§ Required work: From the line containing "Read out every word on this page." through the last line of the entries, output the text exactly. Pictures stay out.

[BEGIN Given records]

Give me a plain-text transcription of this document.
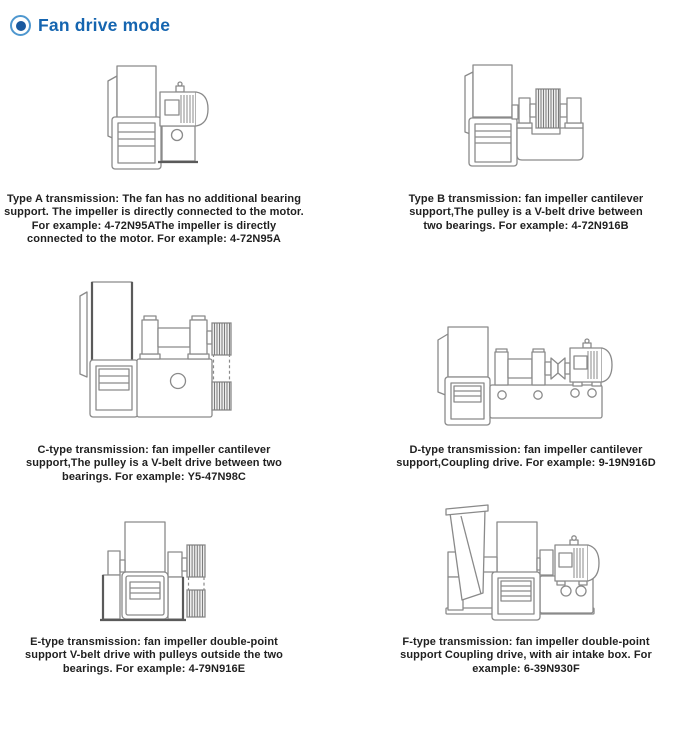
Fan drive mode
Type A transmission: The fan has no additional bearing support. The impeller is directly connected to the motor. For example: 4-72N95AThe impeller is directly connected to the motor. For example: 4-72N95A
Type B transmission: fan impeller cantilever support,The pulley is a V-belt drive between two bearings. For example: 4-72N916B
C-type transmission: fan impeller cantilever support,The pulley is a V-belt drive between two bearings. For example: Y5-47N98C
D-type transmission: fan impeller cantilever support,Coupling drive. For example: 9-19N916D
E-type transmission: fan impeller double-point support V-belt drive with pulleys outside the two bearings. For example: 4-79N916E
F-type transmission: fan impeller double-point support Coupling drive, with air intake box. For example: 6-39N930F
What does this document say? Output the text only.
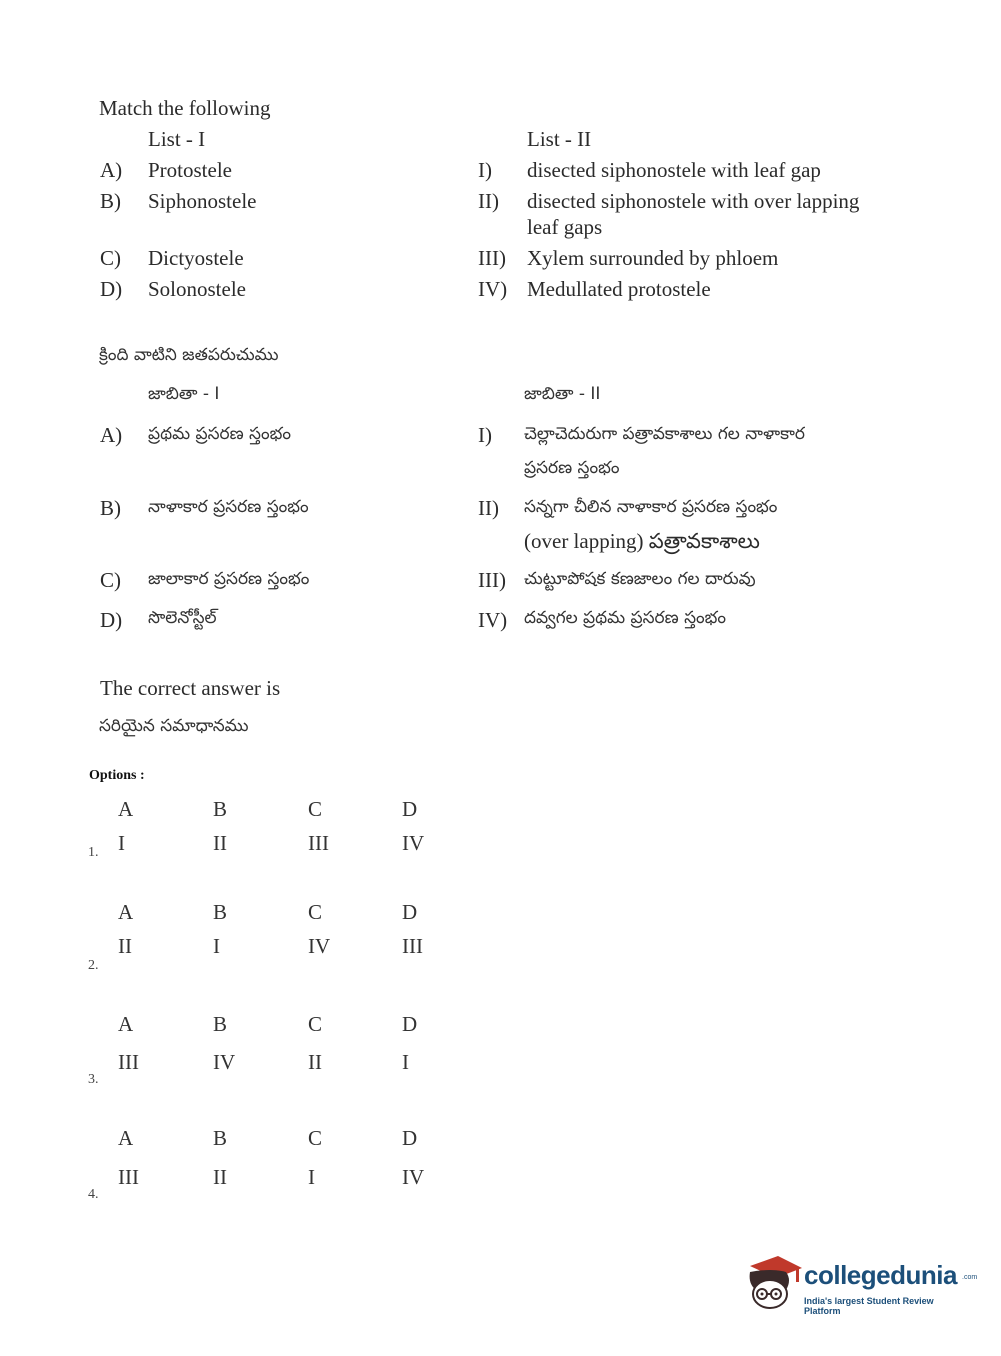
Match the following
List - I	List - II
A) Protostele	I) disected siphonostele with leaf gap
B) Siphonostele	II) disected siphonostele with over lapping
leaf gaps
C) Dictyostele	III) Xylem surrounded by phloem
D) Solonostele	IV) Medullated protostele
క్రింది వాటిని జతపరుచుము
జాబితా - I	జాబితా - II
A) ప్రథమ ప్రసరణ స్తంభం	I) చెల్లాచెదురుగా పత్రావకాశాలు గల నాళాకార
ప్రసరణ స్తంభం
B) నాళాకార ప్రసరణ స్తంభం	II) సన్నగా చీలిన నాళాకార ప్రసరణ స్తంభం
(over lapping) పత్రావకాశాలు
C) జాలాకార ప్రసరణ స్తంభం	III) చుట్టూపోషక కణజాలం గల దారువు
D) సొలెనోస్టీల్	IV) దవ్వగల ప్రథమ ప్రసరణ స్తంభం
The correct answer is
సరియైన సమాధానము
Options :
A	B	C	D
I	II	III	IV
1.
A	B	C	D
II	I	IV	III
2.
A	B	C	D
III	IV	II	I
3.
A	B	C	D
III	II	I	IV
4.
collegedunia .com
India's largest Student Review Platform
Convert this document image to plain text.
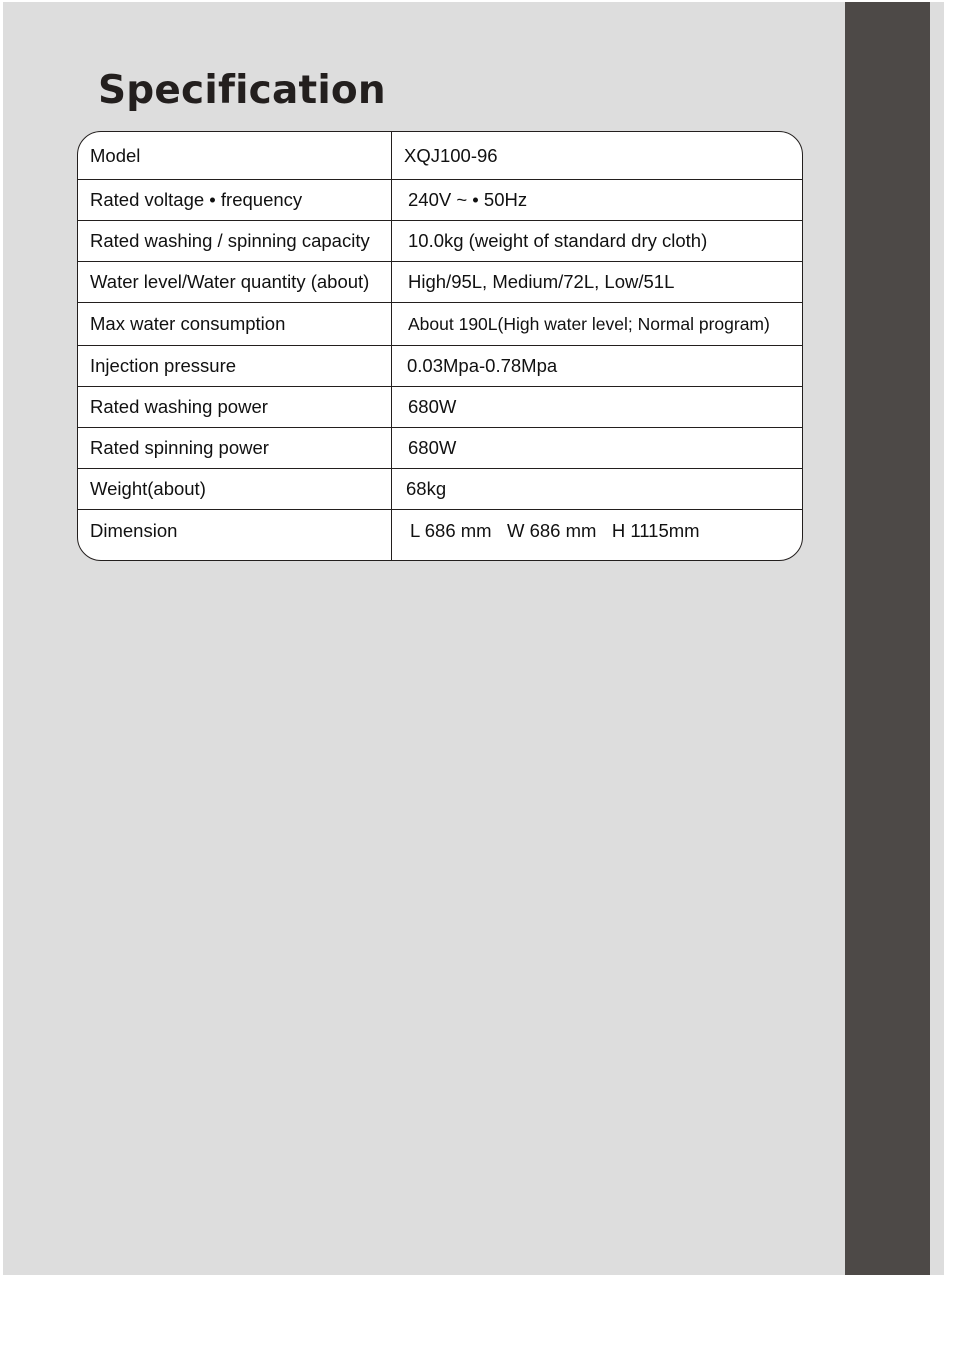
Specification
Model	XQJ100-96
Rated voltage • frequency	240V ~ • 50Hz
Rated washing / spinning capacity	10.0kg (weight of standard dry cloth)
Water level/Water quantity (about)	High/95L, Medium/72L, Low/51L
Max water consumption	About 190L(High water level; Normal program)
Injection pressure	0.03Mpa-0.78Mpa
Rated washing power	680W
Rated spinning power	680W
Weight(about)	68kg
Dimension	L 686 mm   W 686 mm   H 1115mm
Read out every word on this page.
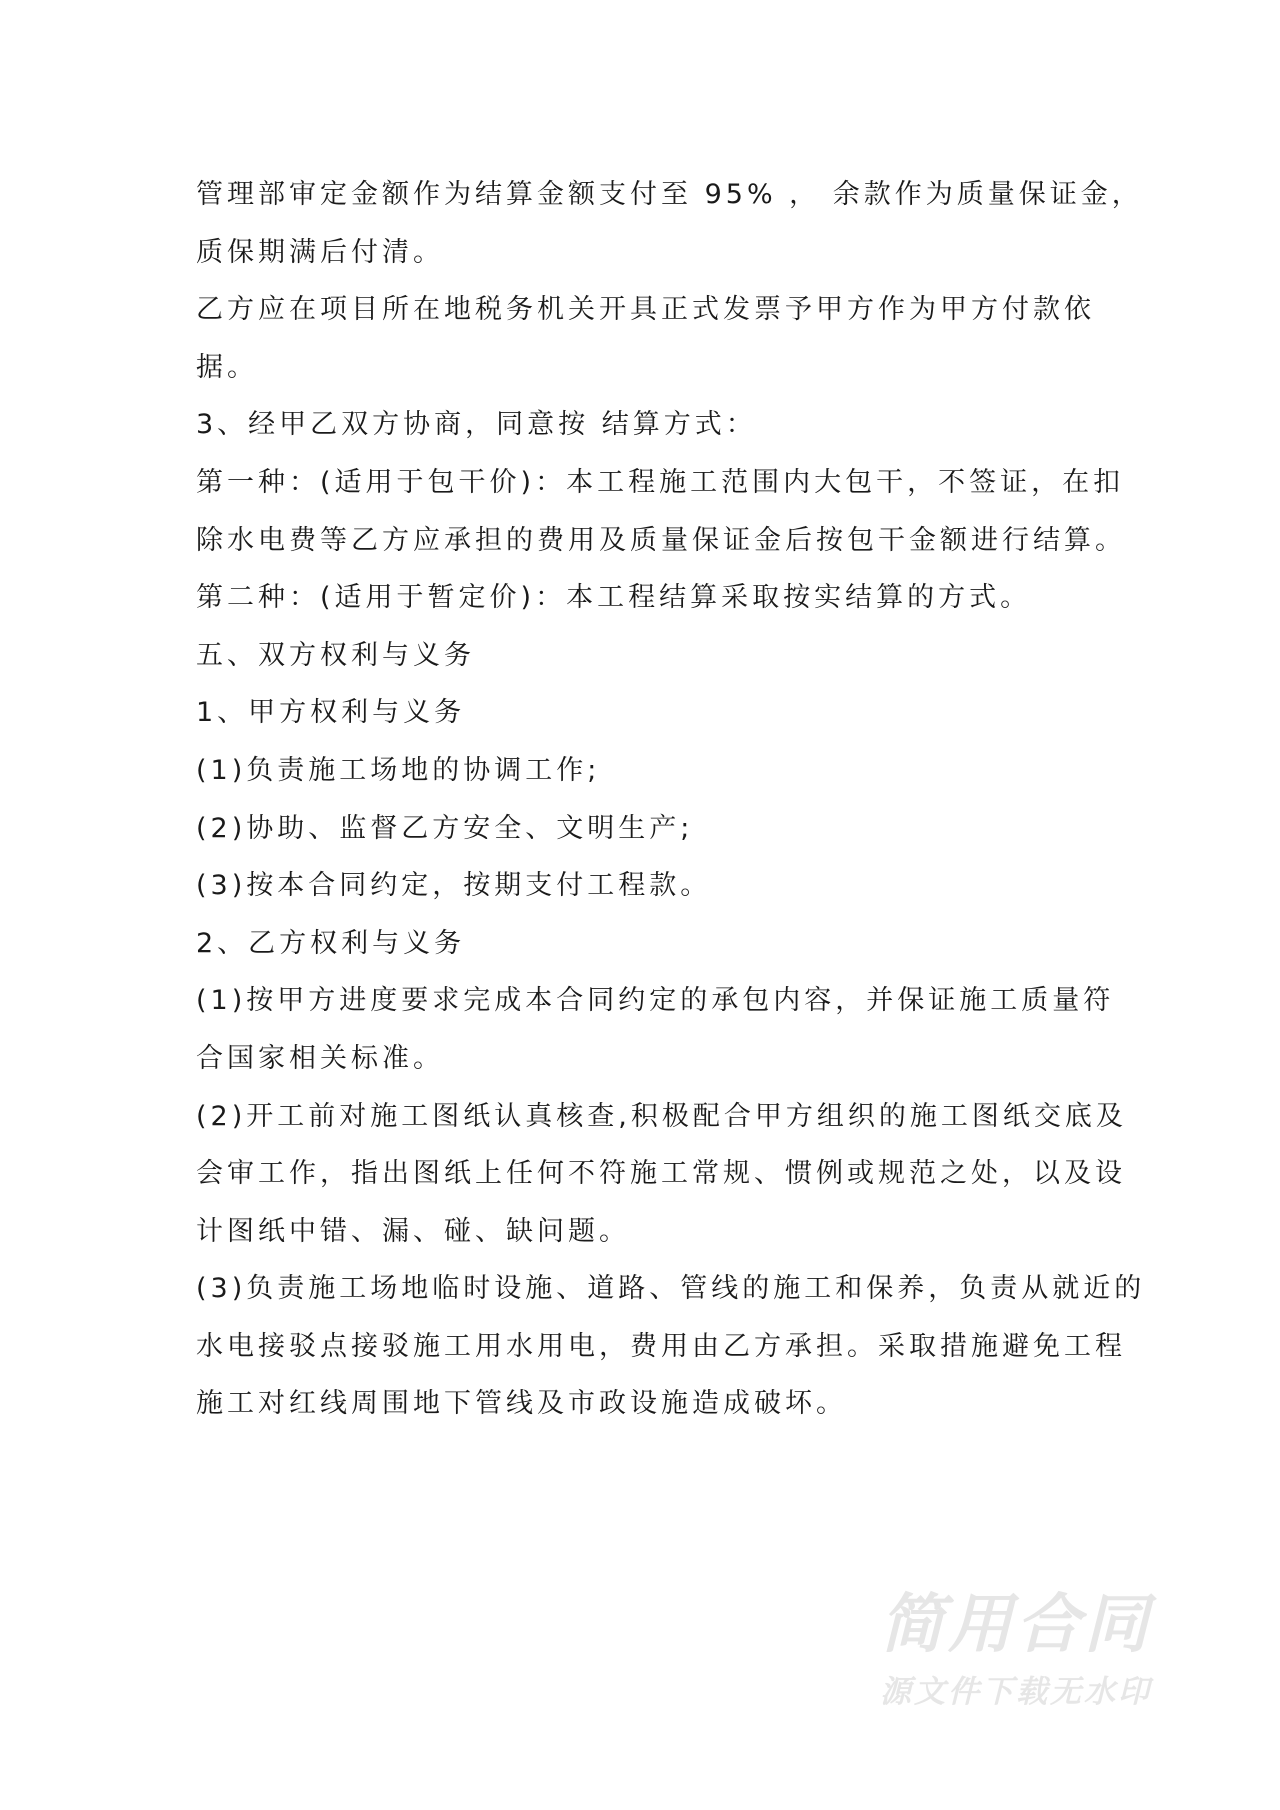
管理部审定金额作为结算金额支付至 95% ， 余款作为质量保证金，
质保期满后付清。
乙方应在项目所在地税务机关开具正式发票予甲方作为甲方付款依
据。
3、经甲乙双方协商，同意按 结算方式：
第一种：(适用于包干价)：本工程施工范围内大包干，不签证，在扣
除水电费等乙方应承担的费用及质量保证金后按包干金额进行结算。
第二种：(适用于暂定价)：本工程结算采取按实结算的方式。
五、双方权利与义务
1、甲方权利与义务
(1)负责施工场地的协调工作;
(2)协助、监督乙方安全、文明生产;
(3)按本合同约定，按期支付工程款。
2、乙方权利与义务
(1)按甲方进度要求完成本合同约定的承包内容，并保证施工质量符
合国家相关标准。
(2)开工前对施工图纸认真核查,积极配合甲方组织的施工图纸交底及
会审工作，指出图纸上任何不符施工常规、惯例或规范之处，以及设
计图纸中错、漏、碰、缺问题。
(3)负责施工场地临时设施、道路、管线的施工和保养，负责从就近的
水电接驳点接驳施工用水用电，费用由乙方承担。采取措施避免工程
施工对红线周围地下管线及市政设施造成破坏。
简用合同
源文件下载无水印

[END Given records]

§ Written answer:
Read out every word on this page.
管理部审定金额作为结算金额支付至 95% ， 余款作为质量保证金，
质保期满后付清。
乙方应在项目所在地税务机关开具正式发票予甲方作为甲方付款依
据。
3、经甲乙双方协商，同意按 结算方式：
第一种：(适用于包干价)：本工程施工范围内大包干，不签证，在扣
除水电费等乙方应承担的费用及质量保证金后按包干金额进行结算。
第二种：(适用于暂定价)：本工程结算采取按实结算的方式。
五、双方权利与义务
1、甲方权利与义务
(1)负责施工场地的协调工作;
(2)协助、监督乙方安全、文明生产;
(3)按本合同约定，按期支付工程款。
2、乙方权利与义务
(1)按甲方进度要求完成本合同约定的承包内容，并保证施工质量符
合国家相关标准。
(2)开工前对施工图纸认真核查,积极配合甲方组织的施工图纸交底及
会审工作，指出图纸上任何不符施工常规、惯例或规范之处，以及设
计图纸中错、漏、碰、缺问题。
(3)负责施工场地临时设施、道路、管线的施工和保养，负责从就近的
水电接驳点接驳施工用水用电，费用由乙方承担。采取措施避免工程
施工对红线周围地下管线及市政设施造成破坏。
简用合同
源文件下载无水印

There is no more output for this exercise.